Given request —
Exclude the pictures and reproduce the remaining data exactly as written.
Start of Exercise materials
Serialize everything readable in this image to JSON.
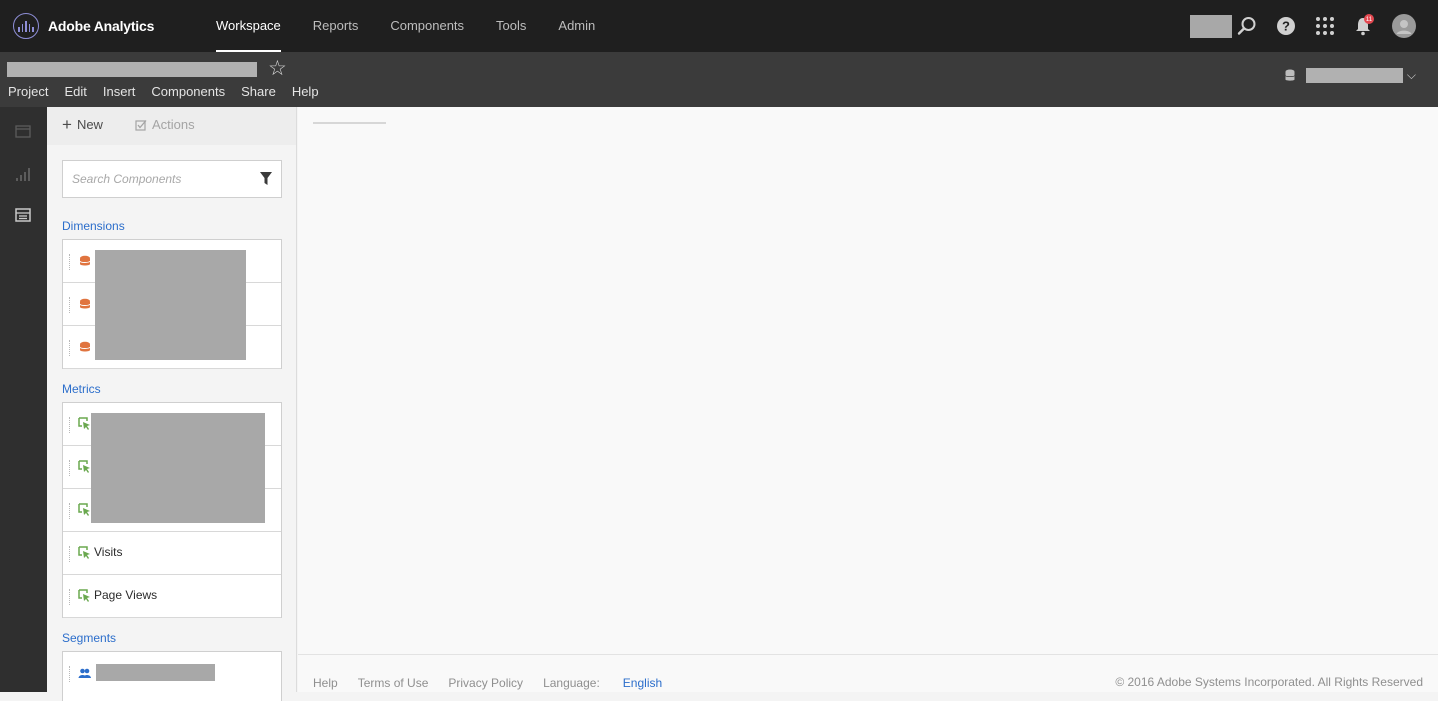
{
  "app": {
    "name": "Adobe Analytics"
  },
  "nav": {
    "items": [
      {
        "label": "Workspace",
        "active": true
      },
      {
        "label": "Reports",
        "active": false
      },
      {
        "label": "Components",
        "active": false
      },
      {
        "label": "Tools",
        "active": false
      },
      {
        "label": "Admin",
        "active": false
      }
    ]
  },
  "top_right": {
    "notification_count": "11",
    "icons": [
      "search-icon",
      "help-icon",
      "apps-grid-icon",
      "bell-icon",
      "avatar"
    ]
  },
  "menubar": {
    "items": [
      "Project",
      "Edit",
      "Insert",
      "Components",
      "Share",
      "Help"
    ]
  },
  "panel": {
    "toolbar": {
      "new_label": "New",
      "actions_label": "Actions"
    },
    "search": {
      "placeholder": "Search Components"
    },
    "dimensions": {
      "label": "Dimensions",
      "icon": "dimension-icon"
    },
    "metrics": {
      "label": "Metrics",
      "icon": "metric-icon",
      "visible_items": [
        "Visits",
        "Page Views"
      ]
    },
    "segments": {
      "label": "Segments",
      "icon": "segment-icon"
    }
  },
  "footer": {
    "links": [
      "Help",
      "Terms of Use",
      "Privacy Policy"
    ],
    "language_label": "Language:",
    "language_value": "English",
    "copyright": "© 2016 Adobe Systems Incorporated. All Rights Reserved"
  },
  "colors": {
    "topbar": "#1f1f1f",
    "projbar": "#3b3b3b",
    "accent_link": "#2c6ecb",
    "dimension_icon": "#e0743f",
    "metric_icon": "#6aa84f",
    "notification_badge": "#e34850"
  }
}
End of Exercise materials
The response —
Serialize everything readable in this image to JSON.
{
  "app": {
    "name": "Adobe Analytics"
  },
  "nav": {
    "items": [
      {
        "label": "Workspace",
        "active": true
      },
      {
        "label": "Reports",
        "active": false
      },
      {
        "label": "Components",
        "active": false
      },
      {
        "label": "Tools",
        "active": false
      },
      {
        "label": "Admin",
        "active": false
      }
    ]
  },
  "top_right": {
    "notification_count": "11",
    "icons": [
      "search-icon",
      "help-icon",
      "apps-grid-icon",
      "bell-icon",
      "avatar"
    ]
  },
  "menubar": {
    "items": [
      "Project",
      "Edit",
      "Insert",
      "Components",
      "Share",
      "Help"
    ]
  },
  "panel": {
    "toolbar": {
      "new_label": "New",
      "actions_label": "Actions"
    },
    "search": {
      "placeholder": "Search Components"
    },
    "dimensions": {
      "label": "Dimensions",
      "icon": "dimension-icon"
    },
    "metrics": {
      "label": "Metrics",
      "icon": "metric-icon",
      "visible_items": [
        "Visits",
        "Page Views"
      ]
    },
    "segments": {
      "label": "Segments",
      "icon": "segment-icon"
    }
  },
  "footer": {
    "links": [
      "Help",
      "Terms of Use",
      "Privacy Policy"
    ],
    "language_label": "Language:",
    "language_value": "English",
    "copyright": "© 2016 Adobe Systems Incorporated. All Rights Reserved"
  },
  "colors": {
    "topbar": "#1f1f1f",
    "projbar": "#3b3b3b",
    "accent_link": "#2c6ecb",
    "dimension_icon": "#e0743f",
    "metric_icon": "#6aa84f",
    "notification_badge": "#e34850"
  }
}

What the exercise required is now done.